> **Requirements**: Set down the whole listing verbatim.

[Start Data listing]

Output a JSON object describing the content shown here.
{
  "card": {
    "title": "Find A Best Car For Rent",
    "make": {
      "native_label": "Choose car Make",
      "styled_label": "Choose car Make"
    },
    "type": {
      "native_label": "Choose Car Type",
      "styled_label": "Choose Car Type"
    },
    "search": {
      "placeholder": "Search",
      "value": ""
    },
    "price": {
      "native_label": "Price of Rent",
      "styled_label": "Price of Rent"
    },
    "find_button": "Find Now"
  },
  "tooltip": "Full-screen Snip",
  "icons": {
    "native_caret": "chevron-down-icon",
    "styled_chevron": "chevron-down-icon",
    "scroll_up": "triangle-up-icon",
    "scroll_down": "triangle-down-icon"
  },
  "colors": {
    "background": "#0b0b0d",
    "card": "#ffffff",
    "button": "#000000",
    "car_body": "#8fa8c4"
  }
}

[End Data listing]

> **Output of the exercise**:
Output a JSON object describing the content shown here.
{
  "card": {
    "title": "Find A Best Car For Rent",
    "make": {
      "native_label": "Choose car Make",
      "styled_label": "Choose car Make"
    },
    "type": {
      "native_label": "Choose Car Type",
      "styled_label": "Choose Car Type"
    },
    "search": {
      "placeholder": "Search",
      "value": ""
    },
    "price": {
      "native_label": "Price of Rent",
      "styled_label": "Price of Rent"
    },
    "find_button": "Find Now"
  },
  "tooltip": "Full-screen Snip",
  "icons": {
    "native_caret": "chevron-down-icon",
    "styled_chevron": "chevron-down-icon",
    "scroll_up": "triangle-up-icon",
    "scroll_down": "triangle-down-icon"
  },
  "colors": {
    "background": "#0b0b0d",
    "card": "#ffffff",
    "button": "#000000",
    "car_body": "#8fa8c4"
  }
}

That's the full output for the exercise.